• REQUIREMENTS
Restate each line word for word. Leave out every picture.

Items from a data source
****
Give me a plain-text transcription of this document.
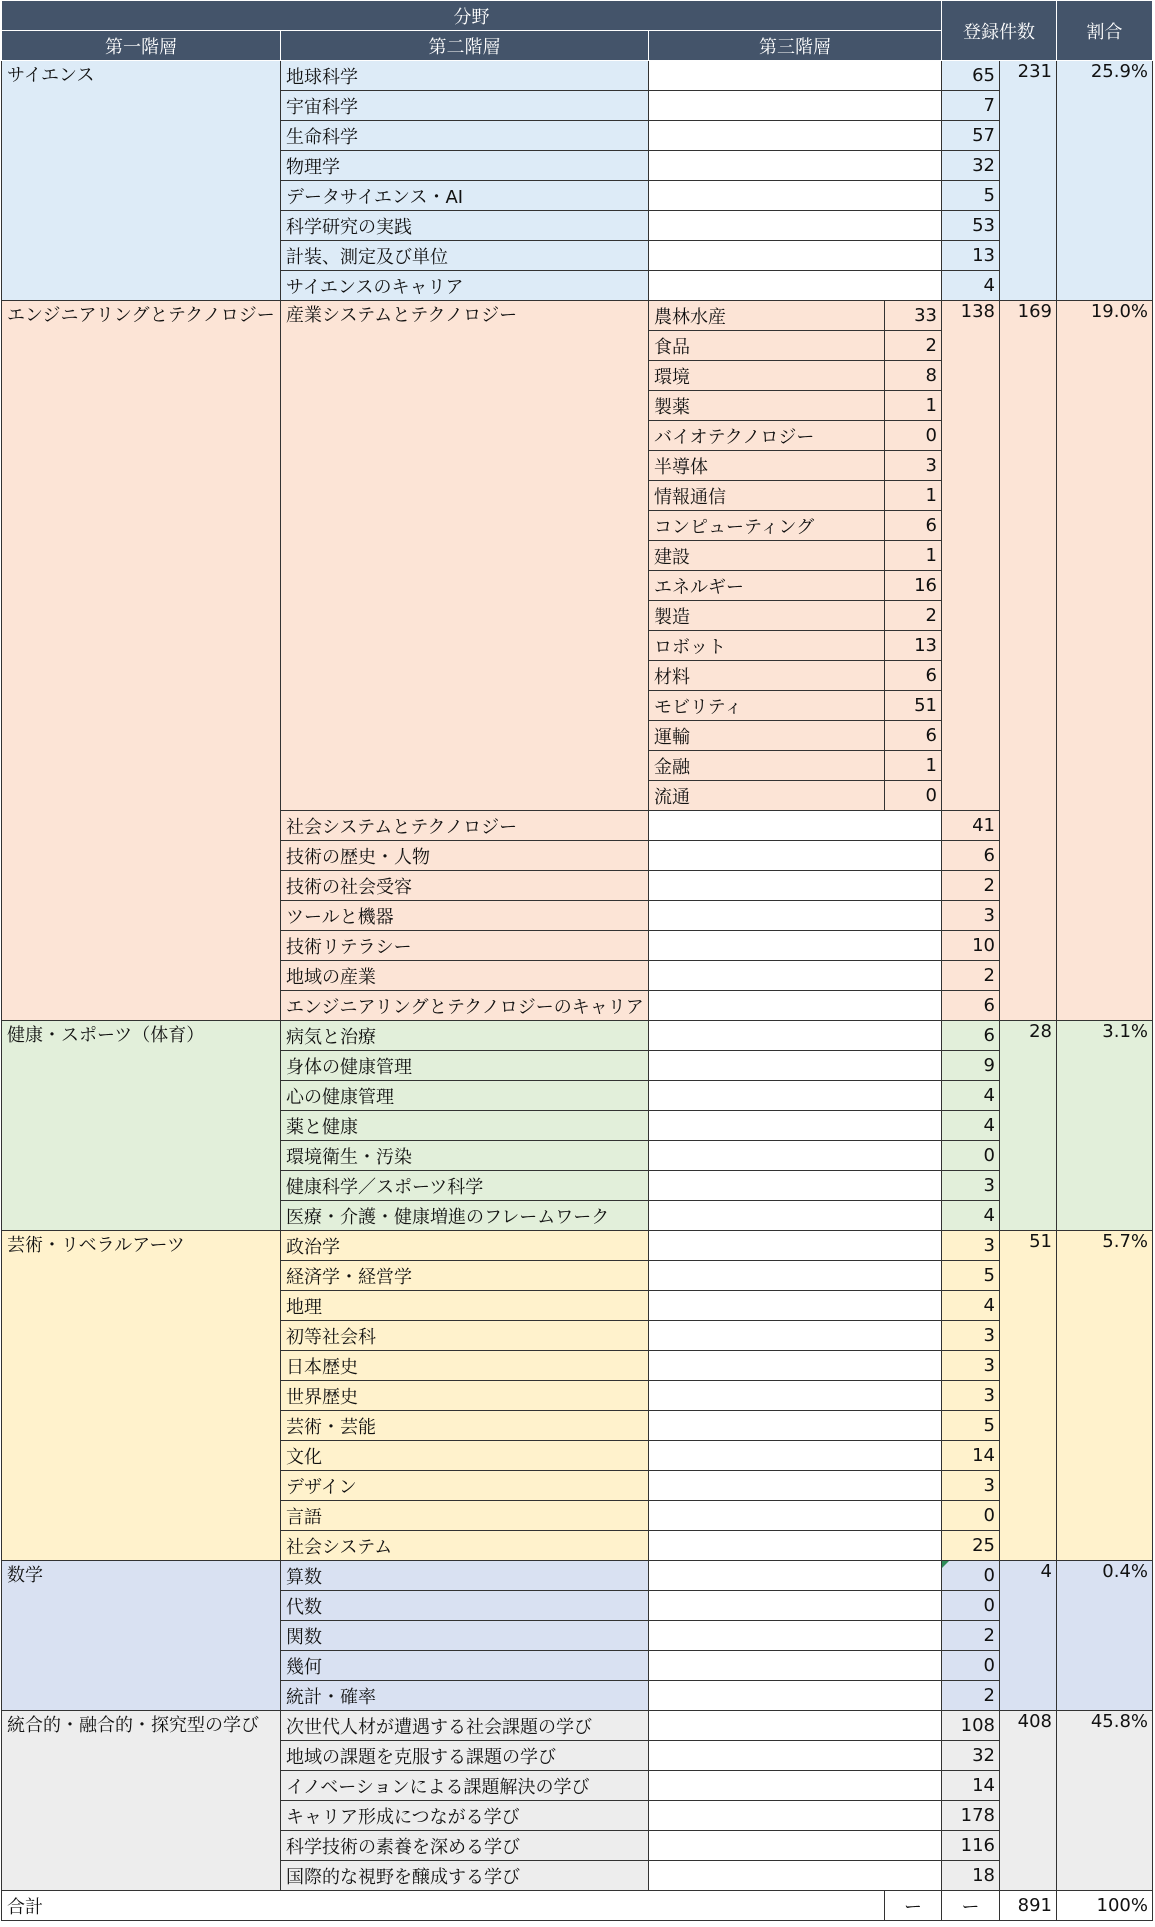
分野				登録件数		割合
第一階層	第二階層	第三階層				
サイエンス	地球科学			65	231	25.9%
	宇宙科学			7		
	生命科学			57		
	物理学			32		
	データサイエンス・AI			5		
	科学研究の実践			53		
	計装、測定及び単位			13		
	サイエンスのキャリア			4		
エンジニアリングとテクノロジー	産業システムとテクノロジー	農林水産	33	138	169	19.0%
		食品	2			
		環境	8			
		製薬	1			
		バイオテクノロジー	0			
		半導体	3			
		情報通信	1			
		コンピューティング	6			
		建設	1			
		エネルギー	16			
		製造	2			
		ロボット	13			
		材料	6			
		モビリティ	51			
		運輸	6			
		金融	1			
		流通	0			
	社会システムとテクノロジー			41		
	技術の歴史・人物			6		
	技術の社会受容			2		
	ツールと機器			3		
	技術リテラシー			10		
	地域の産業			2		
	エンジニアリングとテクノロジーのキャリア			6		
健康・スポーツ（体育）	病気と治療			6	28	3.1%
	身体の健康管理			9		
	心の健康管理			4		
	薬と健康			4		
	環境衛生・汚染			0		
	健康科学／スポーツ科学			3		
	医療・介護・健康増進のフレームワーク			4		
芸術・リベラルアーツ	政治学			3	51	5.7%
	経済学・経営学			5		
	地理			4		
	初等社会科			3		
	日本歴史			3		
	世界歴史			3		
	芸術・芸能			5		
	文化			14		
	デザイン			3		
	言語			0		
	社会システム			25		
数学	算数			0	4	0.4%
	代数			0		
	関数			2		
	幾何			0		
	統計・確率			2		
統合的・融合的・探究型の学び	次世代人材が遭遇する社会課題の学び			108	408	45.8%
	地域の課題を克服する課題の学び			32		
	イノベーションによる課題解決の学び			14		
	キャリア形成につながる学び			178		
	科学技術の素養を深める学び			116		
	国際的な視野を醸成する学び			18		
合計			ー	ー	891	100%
****
• EXERCISE RESPONSE
Give me a plain-text transcription of this document.
分野				登録件数		割合
第一階層	第二階層	第三階層				
サイエンス	地球科学			65	231	25.9%
	宇宙科学			7		
	生命科学			57		
	物理学			32		
	データサイエンス・AI			5		
	科学研究の実践			53		
	計装、測定及び単位			13		
	サイエンスのキャリア			4		
エンジニアリングとテクノロジー	産業システムとテクノロジー	農林水産	33	138	169	19.0%
		食品	2			
		環境	8			
		製薬	1			
		バイオテクノロジー	0			
		半導体	3			
		情報通信	1			
		コンピューティング	6			
		建設	1			
		エネルギー	16			
		製造	2			
		ロボット	13			
		材料	6			
		モビリティ	51			
		運輸	6			
		金融	1			
		流通	0			
	社会システムとテクノロジー			41		
	技術の歴史・人物			6		
	技術の社会受容			2		
	ツールと機器			3		
	技術リテラシー			10		
	地域の産業			2		
	エンジニアリングとテクノロジーのキャリア			6		
健康・スポーツ（体育）	病気と治療			6	28	3.1%
	身体の健康管理			9		
	心の健康管理			4		
	薬と健康			4		
	環境衛生・汚染			0		
	健康科学／スポーツ科学			3		
	医療・介護・健康増進のフレームワーク			4		
芸術・リベラルアーツ	政治学			3	51	5.7%
	経済学・経営学			5		
	地理			4		
	初等社会科			3		
	日本歴史			3		
	世界歴史			3		
	芸術・芸能			5		
	文化			14		
	デザイン			3		
	言語			0		
	社会システム			25		
数学	算数			0	4	0.4%
	代数			0		
	関数			2		
	幾何			0		
	統計・確率			2		
統合的・融合的・探究型の学び	次世代人材が遭遇する社会課題の学び			108	408	45.8%
	地域の課題を克服する課題の学び			32		
	イノベーションによる課題解決の学び			14		
	キャリア形成につながる学び			178		
	科学技術の素養を深める学び			116		
	国際的な視野を醸成する学び			18		
合計			ー	ー	891	100%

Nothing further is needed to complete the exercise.